> **Description of the task**
All the data should be repeated exactly. Any image in it is left out.

- - - - -

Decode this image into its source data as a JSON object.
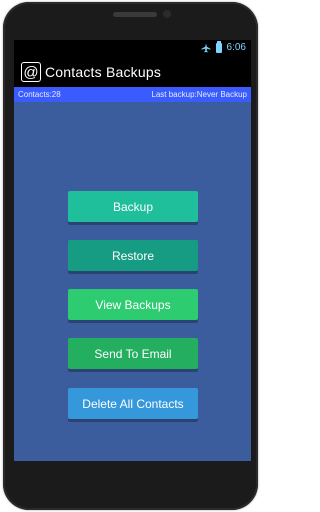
{
  "status_bar": {
    "time": "6:06",
    "icons": [
      "airplane-icon",
      "battery-icon"
    ]
  },
  "app_bar": {
    "icon_glyph": "@",
    "title": "Contacts Backups"
  },
  "info_bar": {
    "contacts": "Contacts:28",
    "last_backup": "Last backup:Never Backup"
  },
  "buttons": [
    {
      "label": "Backup",
      "color": "#1fbf9c"
    },
    {
      "label": "Restore",
      "color": "#179c84"
    },
    {
      "label": "View Backups",
      "color": "#2ecc71"
    },
    {
      "label": "Send To Email",
      "color": "#24ae5f"
    },
    {
      "label": "Delete All Contacts",
      "color": "#3498db"
    }
  ],
  "colors": {
    "content_bg": "#3b5d9e",
    "info_bar_bg": "#3a5cff"
  }
}
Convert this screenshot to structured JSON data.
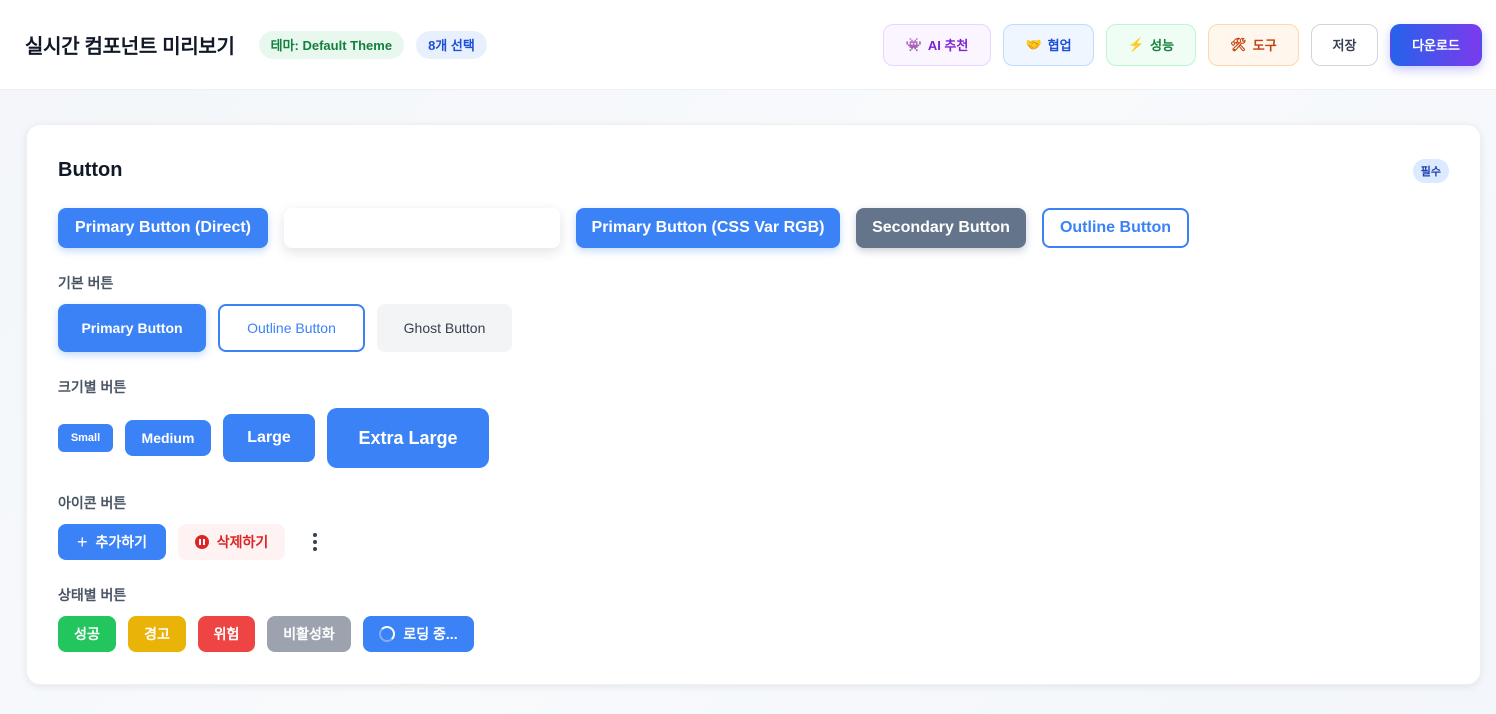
{
  "header": {
    "title": "실시간 컴포넌트 미리보기",
    "theme_pill": "테마: Default Theme",
    "selection_pill": "8개 선택",
    "actions": {
      "ai": {
        "icon": "👾",
        "label": "AI 추천"
      },
      "collab": {
        "icon": "🤝",
        "label": "협업"
      },
      "perf": {
        "icon": "⚡",
        "label": "성능"
      },
      "tools": {
        "icon": "🛠",
        "label": "도구"
      },
      "save": "저장",
      "download": "다운로드"
    }
  },
  "card": {
    "title": "Button",
    "badge": "필수",
    "top_row": {
      "primary_direct": "Primary Button (Direct)",
      "primary_css_var": "Primary Button (CSS Var RGB)",
      "secondary": "Secondary Button",
      "outline": "Outline Button"
    },
    "basic": {
      "label": "기본 버튼",
      "primary": "Primary Button",
      "outline": "Outline Button",
      "ghost": "Ghost Button"
    },
    "sizes": {
      "label": "크기별 버튼",
      "small": "Small",
      "medium": "Medium",
      "large": "Large",
      "xlarge": "Extra Large"
    },
    "icons": {
      "label": "아이콘 버튼",
      "add_icon": "+",
      "add": "추가하기",
      "delete": "삭제하기"
    },
    "states": {
      "label": "상태별 버튼",
      "success": "성공",
      "warning": "경고",
      "danger": "위험",
      "disabled": "비활성화",
      "loading": "로딩 중..."
    }
  },
  "colors": {
    "primary": "#3b82f6",
    "secondary": "#64748b",
    "success": "#22c55e",
    "warning": "#eab308",
    "danger": "#ef4444",
    "disabled": "#9ca3af"
  }
}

- - - - -

> **Result below**
Decode this image into its source data as a JSON object.
{
  "status_bar": {
    "time": "6:06",
    "icons": [
      "airplane-icon",
      "battery-icon"
    ]
  },
  "app_bar": {
    "icon_glyph": "@",
    "title": "Contacts Backups"
  },
  "info_bar": {
    "contacts": "Contacts:28",
    "last_backup": "Last backup:Never Backup"
  },
  "buttons": [
    {
      "label": "Backup",
      "color": "#1fbf9c"
    },
    {
      "label": "Restore",
      "color": "#179c84"
    },
    {
      "label": "View Backups",
      "color": "#2ecc71"
    },
    {
      "label": "Send To Email",
      "color": "#24ae5f"
    },
    {
      "label": "Delete All Contacts",
      "color": "#3498db"
    }
  ],
  "colors": {
    "content_bg": "#3b5d9e",
    "info_bar_bg": "#3a5cff"
  }
}
Convert this screenshot to structured JSON data.
{
  "header": {
    "title": "실시간 컴포넌트 미리보기",
    "theme_pill": "테마: Default Theme",
    "selection_pill": "8개 선택",
    "actions": {
      "ai": {
        "icon": "👾",
        "label": "AI 추천"
      },
      "collab": {
        "icon": "🤝",
        "label": "협업"
      },
      "perf": {
        "icon": "⚡",
        "label": "성능"
      },
      "tools": {
        "icon": "🛠",
        "label": "도구"
      },
      "save": "저장",
      "download": "다운로드"
    }
  },
  "card": {
    "title": "Button",
    "badge": "필수",
    "top_row": {
      "primary_direct": "Primary Button (Direct)",
      "primary_css_var": "Primary Button (CSS Var RGB)",
      "secondary": "Secondary Button",
      "outline": "Outline Button"
    },
    "basic": {
      "label": "기본 버튼",
      "primary": "Primary Button",
      "outline": "Outline Button",
      "ghost": "Ghost Button"
    },
    "sizes": {
      "label": "크기별 버튼",
      "small": "Small",
      "medium": "Medium",
      "large": "Large",
      "xlarge": "Extra Large"
    },
    "icons": {
      "label": "아이콘 버튼",
      "add_icon": "+",
      "add": "추가하기",
      "delete": "삭제하기"
    },
    "states": {
      "label": "상태별 버튼",
      "success": "성공",
      "warning": "경고",
      "danger": "위험",
      "disabled": "비활성화",
      "loading": "로딩 중..."
    }
  },
  "colors": {
    "primary": "#3b82f6",
    "secondary": "#64748b",
    "success": "#22c55e",
    "warning": "#eab308",
    "danger": "#ef4444",
    "disabled": "#9ca3af"
  }
}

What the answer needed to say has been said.